**Exercise prompt**
Pull every line of the entries that has the word "JSON".

● ● ● ●

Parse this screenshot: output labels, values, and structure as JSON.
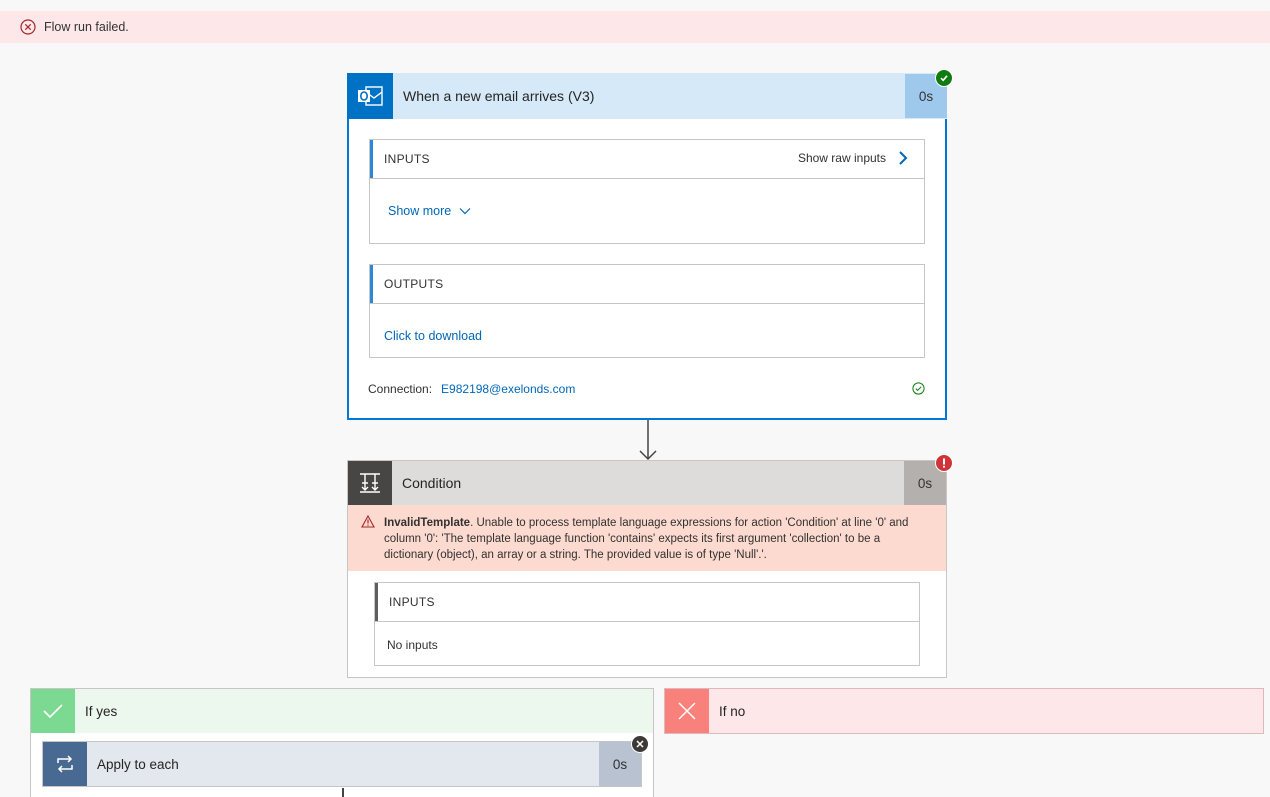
{
  "banner": {
    "text": "Flow run failed."
  },
  "trigger": {
    "title": "When a new email arrives (V3)",
    "duration": "0s",
    "inputs_label": "INPUTS",
    "show_raw_inputs": "Show raw inputs",
    "show_more": "Show more",
    "outputs_label": "OUTPUTS",
    "click_to_download": "Click to download",
    "connection_label": "Connection:",
    "connection_value": "E982198@exelonds.com"
  },
  "condition": {
    "title": "Condition",
    "duration": "0s",
    "error_title": "InvalidTemplate",
    "error_text": ". Unable to process template language expressions for action 'Condition' at line '0' and column '0': 'The template language function 'contains' expects its first argument 'collection' to be a dictionary (object), an array or a string. The provided value is of type 'Null'.'.",
    "inputs_label": "INPUTS",
    "no_inputs": "No inputs"
  },
  "branches": {
    "yes_label": "If yes",
    "no_label": "If no"
  },
  "apply_each": {
    "title": "Apply to each",
    "duration": "0s"
  },
  "colors": {
    "outlook_blue": "#0072c6",
    "header_blue": "#d6e9f8",
    "error_red": "#d13438",
    "success_green": "#107c10",
    "error_bg": "#fcdad0",
    "yes_green": "#7cd992",
    "no_red": "#f8827b"
  }
}
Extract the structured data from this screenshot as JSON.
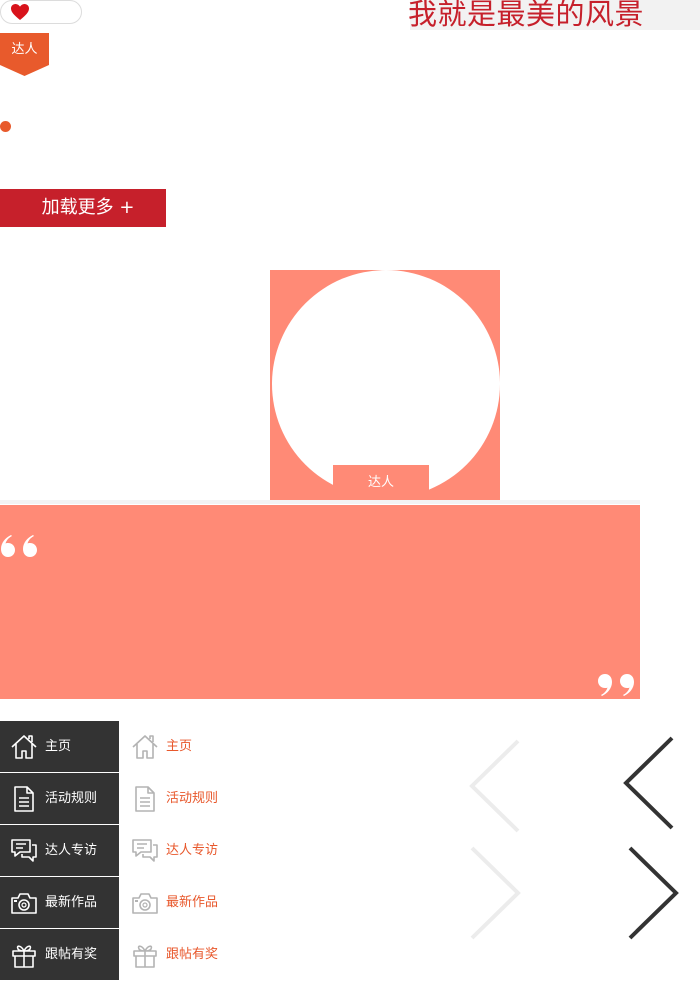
{
  "header": {
    "title": "我就是最美的风景",
    "heart_icon": "heart-icon"
  },
  "tag": {
    "label": "达人",
    "color": "#e85a2c"
  },
  "load_more": {
    "label": "加载更多 +",
    "color": "#c6202b"
  },
  "avatar": {
    "label": "达人",
    "bg": "#ff8a76"
  },
  "quote": {
    "open_icon": "open-quote-icon",
    "close_icon": "close-quote-icon",
    "bg": "#ff8a76"
  },
  "nav_dark": {
    "items": [
      {
        "label": "主页",
        "icon": "home-icon"
      },
      {
        "label": "活动规则",
        "icon": "document-icon"
      },
      {
        "label": "达人专访",
        "icon": "chat-icon"
      },
      {
        "label": "最新作品",
        "icon": "camera-icon"
      },
      {
        "label": "跟帖有奖",
        "icon": "gift-icon"
      }
    ]
  },
  "nav_light": {
    "items": [
      {
        "label": "主页",
        "icon": "home-icon"
      },
      {
        "label": "活动规则",
        "icon": "document-icon"
      },
      {
        "label": "达人专访",
        "icon": "chat-icon"
      },
      {
        "label": "最新作品",
        "icon": "camera-icon"
      },
      {
        "label": "跟帖有奖",
        "icon": "gift-icon"
      }
    ]
  },
  "arrows": {
    "prev_light": "chevron-left-icon",
    "prev_dark": "chevron-left-icon",
    "next_light": "chevron-right-icon",
    "next_dark": "chevron-right-icon"
  },
  "colors": {
    "accent_red": "#c6202b",
    "accent_orange": "#e85a2c",
    "salmon": "#ff8a76",
    "dark_nav": "#333333"
  }
}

● ● ● ●

**Final result**
Parse this screenshot: output labels, values, and structure as JSON.
Extract the structured data from this screenshot as JSON.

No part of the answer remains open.